Текст для изучения:
※ ※ ※

Однако Андреев расходится со своим великим предшественником в трактовке библейских истин, в частности идеи страдания – ключевой в философской системе Достоевского, полагающего, что путь человека к счастью лежит именно через испытания. Андреев во многих произведениях – «Жизни Василия Фивейского» (1903), пьесах «Жизнь Человека» (1906) и «Анатэма» (1909) – заостряет тему бессмысленных страданий, мучений, отнюдь не ведущих к преображению мира. Развивая тему испытаний, выпадающих на долю человека, Андреев обращается к библейской притче об Иове, и она становится лейтмотивом многих его произведений. Василий Фивейский, герой повести «Жизнь Василия Фивейского», подобно ветхозаветному Иову безропотно принимает все беды, посланные ему, и ни гибель первого сына, ни рождение идиота – второго сына, ни пьянство и смерть жены не заставили героя отречься от веры. Однако, принимая собственную судьбу как испытание, священник не может смириться с мучениями и бедами других: «Каждый страдающий человек был палачом для него, бессильного служителя всемогущего Бога». В отличие от Иова герой Андреева не рождается святым, но становится им в глазах окружающих. Действительно, аскетизмом, подвижническим служением людям и долготерпением отец Василий напоминает праведника Иова. Однако, пройдя через муки и испытания, обретая ореол «святого», он в отличие от библейского прототипа приходит к бунту, не находя оправдания жестокости мира. Безусловно, прием использования библейских сюжетов в литературе далеко не нов. Однако предшественники Андреева используют библейскую символику как своеобразный «шифр», способ выражения авторской позиции, тогда как Андреев подвергает переосмыслению сам текст Священного Писания. Элементы «житийного» сюжета (повествование построено по образу жития) необходимы автору для полемики с религиозным мировоззрением. Андреев (как впоследствии и М. Булгаков в своем знаменитом романе «Мастер и Маргарита») заостряет внимание читателя на расхождениях между историей жизни своего героя и библейского прототипа, показывая бессилие человека перед вселенским злом.

※ ※ ※

Набор данных:

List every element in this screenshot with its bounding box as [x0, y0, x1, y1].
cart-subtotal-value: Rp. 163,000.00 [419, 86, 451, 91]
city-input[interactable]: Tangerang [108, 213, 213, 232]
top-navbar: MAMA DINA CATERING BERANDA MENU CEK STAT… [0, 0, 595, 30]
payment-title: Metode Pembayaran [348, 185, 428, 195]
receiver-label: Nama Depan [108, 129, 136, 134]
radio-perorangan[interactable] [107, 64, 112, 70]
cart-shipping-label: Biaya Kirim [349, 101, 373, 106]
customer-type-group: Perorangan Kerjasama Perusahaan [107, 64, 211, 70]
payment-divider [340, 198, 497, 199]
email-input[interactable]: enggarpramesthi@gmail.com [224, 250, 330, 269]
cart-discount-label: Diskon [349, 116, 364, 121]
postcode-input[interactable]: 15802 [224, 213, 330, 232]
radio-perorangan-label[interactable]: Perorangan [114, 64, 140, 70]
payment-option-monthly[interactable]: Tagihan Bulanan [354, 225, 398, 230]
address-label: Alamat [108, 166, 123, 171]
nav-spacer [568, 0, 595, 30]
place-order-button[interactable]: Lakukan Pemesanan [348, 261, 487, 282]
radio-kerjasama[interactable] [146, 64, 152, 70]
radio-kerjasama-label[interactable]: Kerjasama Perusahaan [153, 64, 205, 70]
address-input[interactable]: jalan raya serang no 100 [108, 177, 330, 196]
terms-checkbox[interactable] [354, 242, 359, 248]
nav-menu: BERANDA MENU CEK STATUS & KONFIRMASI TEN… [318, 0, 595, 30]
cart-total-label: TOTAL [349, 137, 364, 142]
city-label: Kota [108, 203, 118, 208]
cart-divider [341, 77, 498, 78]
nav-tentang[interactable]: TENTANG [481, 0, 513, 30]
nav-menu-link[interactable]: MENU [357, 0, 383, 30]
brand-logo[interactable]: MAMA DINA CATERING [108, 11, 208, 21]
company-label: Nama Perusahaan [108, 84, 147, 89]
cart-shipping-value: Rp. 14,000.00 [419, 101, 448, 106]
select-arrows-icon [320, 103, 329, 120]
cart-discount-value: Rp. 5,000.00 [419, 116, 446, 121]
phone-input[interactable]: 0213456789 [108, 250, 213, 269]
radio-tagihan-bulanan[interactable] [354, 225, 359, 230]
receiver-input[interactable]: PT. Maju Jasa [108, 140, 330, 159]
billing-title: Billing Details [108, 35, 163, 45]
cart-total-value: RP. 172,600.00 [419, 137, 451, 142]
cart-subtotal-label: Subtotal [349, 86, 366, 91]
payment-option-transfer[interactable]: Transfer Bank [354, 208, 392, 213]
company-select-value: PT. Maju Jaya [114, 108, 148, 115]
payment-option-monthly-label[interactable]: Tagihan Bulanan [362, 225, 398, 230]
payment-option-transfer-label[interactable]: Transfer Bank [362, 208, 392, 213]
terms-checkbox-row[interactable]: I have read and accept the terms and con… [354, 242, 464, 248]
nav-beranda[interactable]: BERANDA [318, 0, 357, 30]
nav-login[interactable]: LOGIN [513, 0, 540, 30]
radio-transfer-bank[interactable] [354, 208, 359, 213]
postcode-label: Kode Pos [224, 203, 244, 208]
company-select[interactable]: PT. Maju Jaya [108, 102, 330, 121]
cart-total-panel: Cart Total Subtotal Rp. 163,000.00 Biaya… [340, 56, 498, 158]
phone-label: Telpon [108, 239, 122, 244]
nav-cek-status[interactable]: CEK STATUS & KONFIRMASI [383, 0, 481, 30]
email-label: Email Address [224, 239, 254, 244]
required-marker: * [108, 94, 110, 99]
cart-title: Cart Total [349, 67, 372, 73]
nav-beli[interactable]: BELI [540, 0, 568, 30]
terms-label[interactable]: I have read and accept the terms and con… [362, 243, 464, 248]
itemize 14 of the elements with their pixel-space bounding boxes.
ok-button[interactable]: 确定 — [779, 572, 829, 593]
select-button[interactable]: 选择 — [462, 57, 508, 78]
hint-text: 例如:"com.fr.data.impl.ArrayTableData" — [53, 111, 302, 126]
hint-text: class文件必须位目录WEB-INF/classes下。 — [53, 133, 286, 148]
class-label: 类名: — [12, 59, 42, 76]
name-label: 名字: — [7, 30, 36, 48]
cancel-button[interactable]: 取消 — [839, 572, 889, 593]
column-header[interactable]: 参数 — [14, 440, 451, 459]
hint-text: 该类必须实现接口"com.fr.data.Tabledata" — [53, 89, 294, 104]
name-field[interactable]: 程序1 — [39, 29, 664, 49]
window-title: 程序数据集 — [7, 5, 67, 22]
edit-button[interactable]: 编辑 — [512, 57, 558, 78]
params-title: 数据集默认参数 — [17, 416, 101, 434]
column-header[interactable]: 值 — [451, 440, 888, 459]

※ ※ ※

Что нужно сделать:
Перескажите текст об Андрееве и притче об Иове в двух предложениях. Данные здесь не понадобятся.

Ваше решение:
В отличие от Достоевского, видевшего в страдании путь к счастью, Андреев изображает бессмысленные мучения, не ведущие к преображению мира, и делает притчу об Иове лейтмотивом многих своих произведений. Герой повести «Жизнь Василия Фивейского», подобно Иову, безропотно принимает свои беды, но, не находя оправдания жестокости мира, приходит к бунту, а сам Андреев переосмысливает текст Священного Писания, показывая бессилие человека перед вселенским злом.